→ **Given problem**
Copy the data precisely, keeping every character.

-- Start of Records provided --

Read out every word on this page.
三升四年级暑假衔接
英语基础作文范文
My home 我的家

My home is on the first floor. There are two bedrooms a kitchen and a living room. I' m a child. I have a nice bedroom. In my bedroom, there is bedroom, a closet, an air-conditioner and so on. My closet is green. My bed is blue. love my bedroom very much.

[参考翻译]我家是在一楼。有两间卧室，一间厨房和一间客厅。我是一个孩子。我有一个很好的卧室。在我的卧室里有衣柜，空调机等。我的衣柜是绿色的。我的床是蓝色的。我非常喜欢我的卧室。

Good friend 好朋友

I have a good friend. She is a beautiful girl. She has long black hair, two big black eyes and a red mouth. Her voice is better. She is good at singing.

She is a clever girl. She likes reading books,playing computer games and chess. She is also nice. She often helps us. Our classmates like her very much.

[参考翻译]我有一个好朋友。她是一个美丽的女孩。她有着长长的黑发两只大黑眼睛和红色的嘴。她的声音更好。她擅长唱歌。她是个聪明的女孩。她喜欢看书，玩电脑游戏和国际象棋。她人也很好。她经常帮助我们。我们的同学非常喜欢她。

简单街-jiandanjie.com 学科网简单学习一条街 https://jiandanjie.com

-- End of Records provided --

→ **Answer to this problem**
Read out every word on this page.
三升四年级暑假衔接
英语基础作文范文
My home 我的家

My home is on the first floor. There are two bedrooms a kitchen and a living room. I' m a child. I have a nice bedroom. In my bedroom, there is bedroom, a closet, an air-conditioner and so on. My closet is green. My bed is blue. love my bedroom very much.

[参考翻译]我家是在一楼。有两间卧室，一间厨房和一间客厅。我是一个孩子。我有一个很好的卧室。在我的卧室里有衣柜，空调机等。我的衣柜是绿色的。我的床是蓝色的。我非常喜欢我的卧室。

Good friend 好朋友

I have a good friend. She is a beautiful girl. She has long black hair, two big black eyes and a red mouth. Her voice is better. She is good at singing.

She is a clever girl. She likes reading books,playing computer games and chess. She is also nice. She often helps us. Our classmates like her very much.

[参考翻译]我有一个好朋友。她是一个美丽的女孩。她有着长长的黑发两只大黑眼睛和红色的嘴。她的声音更好。她擅长唱歌。她是个聪明的女孩。她喜欢看书，玩电脑游戏和国际象棋。她人也很好。她经常帮助我们。我们的同学非常喜欢她。

简单街-jiandanjie.com 学科网简单学习一条街 https://jiandanjie.com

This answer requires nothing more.